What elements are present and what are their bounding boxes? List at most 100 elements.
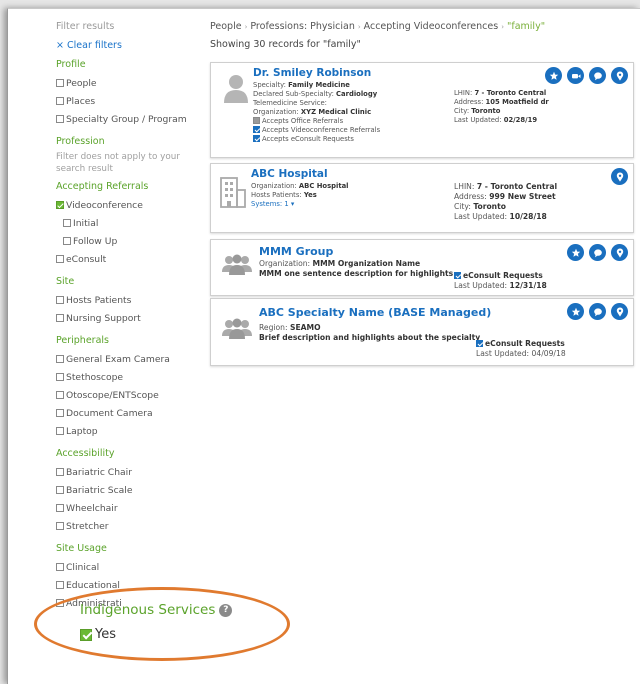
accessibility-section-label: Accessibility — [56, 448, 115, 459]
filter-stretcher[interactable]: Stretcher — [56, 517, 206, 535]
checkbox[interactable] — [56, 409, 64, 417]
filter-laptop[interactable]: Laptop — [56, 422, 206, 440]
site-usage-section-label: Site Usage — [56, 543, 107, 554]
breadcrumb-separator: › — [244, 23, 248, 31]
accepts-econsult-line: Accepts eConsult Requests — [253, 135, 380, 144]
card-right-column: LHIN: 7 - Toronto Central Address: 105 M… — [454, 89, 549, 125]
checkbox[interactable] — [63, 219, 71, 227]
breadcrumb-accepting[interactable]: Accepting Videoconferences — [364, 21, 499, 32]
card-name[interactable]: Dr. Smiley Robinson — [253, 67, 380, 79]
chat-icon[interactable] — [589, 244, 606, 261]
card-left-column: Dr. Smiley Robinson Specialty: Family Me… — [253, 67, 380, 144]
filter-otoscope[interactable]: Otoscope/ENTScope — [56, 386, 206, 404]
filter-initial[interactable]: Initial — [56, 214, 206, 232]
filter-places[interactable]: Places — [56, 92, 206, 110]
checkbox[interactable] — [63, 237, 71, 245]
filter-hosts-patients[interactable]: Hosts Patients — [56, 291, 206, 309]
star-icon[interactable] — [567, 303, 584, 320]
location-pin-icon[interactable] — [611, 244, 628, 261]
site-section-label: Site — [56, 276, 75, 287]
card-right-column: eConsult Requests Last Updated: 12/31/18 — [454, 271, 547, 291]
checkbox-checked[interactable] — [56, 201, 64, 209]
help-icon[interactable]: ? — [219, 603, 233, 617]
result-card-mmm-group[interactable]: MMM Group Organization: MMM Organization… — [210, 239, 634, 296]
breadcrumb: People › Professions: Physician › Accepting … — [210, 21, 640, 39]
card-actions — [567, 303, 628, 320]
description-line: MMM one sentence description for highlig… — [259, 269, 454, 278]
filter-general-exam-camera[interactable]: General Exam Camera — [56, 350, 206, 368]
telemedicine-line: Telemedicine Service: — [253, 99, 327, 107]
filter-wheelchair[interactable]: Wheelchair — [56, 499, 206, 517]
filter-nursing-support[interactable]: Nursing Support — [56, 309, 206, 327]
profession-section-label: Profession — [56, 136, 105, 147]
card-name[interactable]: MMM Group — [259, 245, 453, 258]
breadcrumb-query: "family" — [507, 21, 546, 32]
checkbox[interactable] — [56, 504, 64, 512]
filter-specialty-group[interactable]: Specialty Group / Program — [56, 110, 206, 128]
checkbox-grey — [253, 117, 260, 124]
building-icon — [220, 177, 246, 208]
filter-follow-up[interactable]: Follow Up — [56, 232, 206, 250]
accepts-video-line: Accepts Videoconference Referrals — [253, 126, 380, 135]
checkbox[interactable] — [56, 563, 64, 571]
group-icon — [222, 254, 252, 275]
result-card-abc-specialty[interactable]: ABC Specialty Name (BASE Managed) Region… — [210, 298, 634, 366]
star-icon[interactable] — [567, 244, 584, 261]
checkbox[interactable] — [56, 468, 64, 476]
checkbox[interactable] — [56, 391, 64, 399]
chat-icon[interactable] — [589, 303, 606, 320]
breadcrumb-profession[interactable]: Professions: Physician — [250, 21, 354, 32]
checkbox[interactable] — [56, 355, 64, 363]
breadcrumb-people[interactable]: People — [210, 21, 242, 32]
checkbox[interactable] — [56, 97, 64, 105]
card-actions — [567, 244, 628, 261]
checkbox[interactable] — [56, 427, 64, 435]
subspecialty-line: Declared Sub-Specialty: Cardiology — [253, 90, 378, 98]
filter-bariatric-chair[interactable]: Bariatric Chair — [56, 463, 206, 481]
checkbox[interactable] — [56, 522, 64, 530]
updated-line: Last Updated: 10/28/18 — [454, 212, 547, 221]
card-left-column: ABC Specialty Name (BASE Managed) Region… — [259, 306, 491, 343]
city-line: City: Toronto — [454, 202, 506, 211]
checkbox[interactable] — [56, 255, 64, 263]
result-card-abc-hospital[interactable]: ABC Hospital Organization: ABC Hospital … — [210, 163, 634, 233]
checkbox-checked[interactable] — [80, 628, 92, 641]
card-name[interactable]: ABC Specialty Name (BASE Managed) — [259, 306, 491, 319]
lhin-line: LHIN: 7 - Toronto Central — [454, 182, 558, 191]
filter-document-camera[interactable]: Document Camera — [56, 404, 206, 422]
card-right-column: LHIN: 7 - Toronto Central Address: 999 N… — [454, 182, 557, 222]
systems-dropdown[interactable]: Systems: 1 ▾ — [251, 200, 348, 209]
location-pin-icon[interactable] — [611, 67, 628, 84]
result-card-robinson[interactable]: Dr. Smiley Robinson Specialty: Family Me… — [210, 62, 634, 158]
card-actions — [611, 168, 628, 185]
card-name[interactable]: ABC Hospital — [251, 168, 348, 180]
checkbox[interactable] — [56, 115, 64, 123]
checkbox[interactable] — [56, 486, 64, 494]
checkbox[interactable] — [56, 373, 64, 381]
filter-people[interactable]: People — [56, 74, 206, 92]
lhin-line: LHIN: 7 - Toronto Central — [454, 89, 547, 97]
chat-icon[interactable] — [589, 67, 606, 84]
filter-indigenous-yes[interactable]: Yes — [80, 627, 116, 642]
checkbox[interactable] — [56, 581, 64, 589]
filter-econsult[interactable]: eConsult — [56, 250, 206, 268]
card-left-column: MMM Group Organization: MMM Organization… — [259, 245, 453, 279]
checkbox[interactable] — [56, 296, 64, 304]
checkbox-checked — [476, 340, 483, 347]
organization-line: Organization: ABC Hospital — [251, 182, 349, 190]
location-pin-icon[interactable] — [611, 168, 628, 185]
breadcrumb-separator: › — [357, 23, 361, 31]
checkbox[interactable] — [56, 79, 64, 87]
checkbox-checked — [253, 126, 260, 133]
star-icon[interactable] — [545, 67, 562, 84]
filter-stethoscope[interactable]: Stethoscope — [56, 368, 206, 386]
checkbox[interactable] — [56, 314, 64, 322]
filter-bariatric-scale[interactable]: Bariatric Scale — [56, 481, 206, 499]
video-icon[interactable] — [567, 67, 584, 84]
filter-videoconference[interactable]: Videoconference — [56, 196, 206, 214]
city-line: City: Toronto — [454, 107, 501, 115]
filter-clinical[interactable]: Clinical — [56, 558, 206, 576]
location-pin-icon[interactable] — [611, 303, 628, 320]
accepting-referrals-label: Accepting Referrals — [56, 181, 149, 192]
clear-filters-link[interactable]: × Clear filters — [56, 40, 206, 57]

What needs to be done: Take the entries shown above and quote them verbatim, passing over the pictures.

Answer for this exercise:
What elements are present and what are their bounding boxes? List at most 100 elements.
accessibility-section-label: Accessibility — [56, 448, 115, 459]
filter-stretcher[interactable]: Stretcher — [56, 517, 206, 535]
checkbox[interactable] — [56, 409, 64, 417]
filter-laptop[interactable]: Laptop — [56, 422, 206, 440]
site-usage-section-label: Site Usage — [56, 543, 107, 554]
breadcrumb-separator: › — [244, 23, 248, 31]
accepts-econsult-line: Accepts eConsult Requests — [253, 135, 380, 144]
card-right-column: LHIN: 7 - Toronto Central Address: 105 M… — [454, 89, 549, 125]
checkbox[interactable] — [63, 219, 71, 227]
breadcrumb-accepting[interactable]: Accepting Videoconferences — [364, 21, 499, 32]
card-name[interactable]: Dr. Smiley Robinson — [253, 67, 380, 79]
chat-icon[interactable] — [589, 244, 606, 261]
card-left-column: Dr. Smiley Robinson Specialty: Family Me… — [253, 67, 380, 144]
filter-otoscope[interactable]: Otoscope/ENTScope — [56, 386, 206, 404]
filter-initial[interactable]: Initial — [56, 214, 206, 232]
filter-places[interactable]: Places — [56, 92, 206, 110]
checkbox[interactable] — [63, 237, 71, 245]
filter-hosts-patients[interactable]: Hosts Patients — [56, 291, 206, 309]
star-icon[interactable] — [567, 303, 584, 320]
location-pin-icon[interactable] — [611, 244, 628, 261]
site-section-label: Site — [56, 276, 75, 287]
card-right-column: eConsult Requests Last Updated: 12/31/18 — [454, 271, 547, 291]
checkbox-checked[interactable] — [56, 201, 64, 209]
help-icon[interactable]: ? — [219, 603, 233, 617]
result-card-mmm-group[interactable]: MMM Group Organization: MMM Organization… — [210, 239, 634, 296]
breadcrumb: People › Professions: Physician › Accepting … — [210, 21, 640, 39]
card-actions — [567, 303, 628, 320]
description-line: MMM one sentence description for highlig… — [259, 269, 454, 278]
filter-general-exam-camera[interactable]: General Exam Camera — [56, 350, 206, 368]
telemedicine-line: Telemedicine Service: — [253, 99, 327, 107]
filter-wheelchair[interactable]: Wheelchair — [56, 499, 206, 517]
filter-nursing-support[interactable]: Nursing Support — [56, 309, 206, 327]
profession-section-label: Profession — [56, 136, 105, 147]
card-name[interactable]: MMM Group — [259, 245, 453, 258]
breadcrumb-query: "family" — [507, 21, 546, 32]
checkbox[interactable] — [56, 504, 64, 512]
filter-specialty-group[interactable]: Specialty Group / Program — [56, 110, 206, 128]
checkbox-grey — [253, 117, 260, 124]
building-icon — [220, 177, 246, 208]
filter-follow-up[interactable]: Follow Up — [56, 232, 206, 250]
accepts-video-line: Accepts Videoconference Referrals — [253, 126, 380, 135]
checkbox[interactable] — [56, 563, 64, 571]
group-icon — [222, 254, 252, 275]
result-card-abc-specialty[interactable]: ABC Specialty Name (BASE Managed) Region… — [210, 298, 634, 366]
star-icon[interactable] — [567, 244, 584, 261]
checkbox[interactable] — [56, 468, 64, 476]
checkbox[interactable] — [56, 391, 64, 399]
chat-icon[interactable] — [589, 303, 606, 320]
breadcrumb-profession[interactable]: Professions: Physician — [250, 21, 354, 32]
checkbox[interactable] — [56, 355, 64, 363]
breadcrumb-people[interactable]: People — [210, 21, 242, 32]
checkbox[interactable] — [56, 97, 64, 105]
card-actions — [567, 244, 628, 261]
checkbox[interactable] — [56, 427, 64, 435]
subspecialty-line: Declared Sub-Specialty: Cardiology — [253, 90, 378, 98]
filter-bariatric-chair[interactable]: Bariatric Chair — [56, 463, 206, 481]
checkbox[interactable] — [56, 522, 64, 530]
updated-line: Last Updated: 10/28/18 — [454, 212, 547, 221]
card-left-column: ABC Specialty Name (BASE Managed) Region… — [259, 306, 491, 343]
city-line: City: Toronto — [454, 202, 506, 211]
checkbox[interactable] — [56, 255, 64, 263]
result-card-abc-hospital[interactable]: ABC Hospital Organization: ABC Hospital … — [210, 163, 634, 233]
checkbox-checked[interactable] — [80, 628, 92, 641]
card-name[interactable]: ABC Specialty Name (BASE Managed) — [259, 306, 491, 319]
lhin-line: LHIN: 7 - Toronto Central — [454, 182, 558, 191]
filter-document-camera[interactable]: Document Camera — [56, 404, 206, 422]
card-right-column: LHIN: 7 - Toronto Central Address: 999 N… — [454, 182, 557, 222]
systems-dropdown[interactable]: Systems: 1 ▾ — [251, 200, 348, 209]
location-pin-icon[interactable] — [611, 67, 628, 84]
result-card-robinson[interactable]: Dr. Smiley Robinson Specialty: Family Me… — [210, 62, 634, 158]
card-actions — [611, 168, 628, 185]
card-name[interactable]: ABC Hospital — [251, 168, 348, 180]
checkbox[interactable] — [56, 115, 64, 123]
checkbox[interactable] — [56, 486, 64, 494]
checkbox[interactable] — [56, 373, 64, 381]
filter-people[interactable]: People — [56, 74, 206, 92]
lhin-line: LHIN: 7 - Toronto Central — [454, 89, 547, 97]
chat-icon[interactable] — [589, 67, 606, 84]
filter-indigenous-yes[interactable]: Yes — [80, 627, 116, 642]
checkbox[interactable] — [56, 581, 64, 589]
filter-econsult[interactable]: eConsult — [56, 250, 206, 268]
card-left-column: MMM Group Organization: MMM Organization… — [259, 245, 453, 279]
checkbox[interactable] — [56, 296, 64, 304]
checkbox-checked — [476, 340, 483, 347]
organization-line: Organization: ABC Hospital — [251, 182, 349, 190]
location-pin-icon[interactable] — [611, 168, 628, 185]
breadcrumb-separator: › — [357, 23, 361, 31]
checkbox[interactable] — [56, 79, 64, 87]
checkbox-checked — [253, 126, 260, 133]
star-icon[interactable] — [545, 67, 562, 84]
filter-stethoscope[interactable]: Stethoscope — [56, 368, 206, 386]
checkbox[interactable] — [56, 314, 64, 322]
filter-bariatric-scale[interactable]: Bariatric Scale — [56, 481, 206, 499]
video-icon[interactable] — [567, 67, 584, 84]
filter-videoconference[interactable]: Videoconference — [56, 196, 206, 214]
city-line: City: Toronto — [454, 107, 501, 115]
filter-clinical[interactable]: Clinical — [56, 558, 206, 576]
location-pin-icon[interactable] — [611, 303, 628, 320]
accepting-referrals-label: Accepting Referrals — [56, 181, 149, 192]
clear-filters-link[interactable]: × Clear filters — [56, 40, 206, 57]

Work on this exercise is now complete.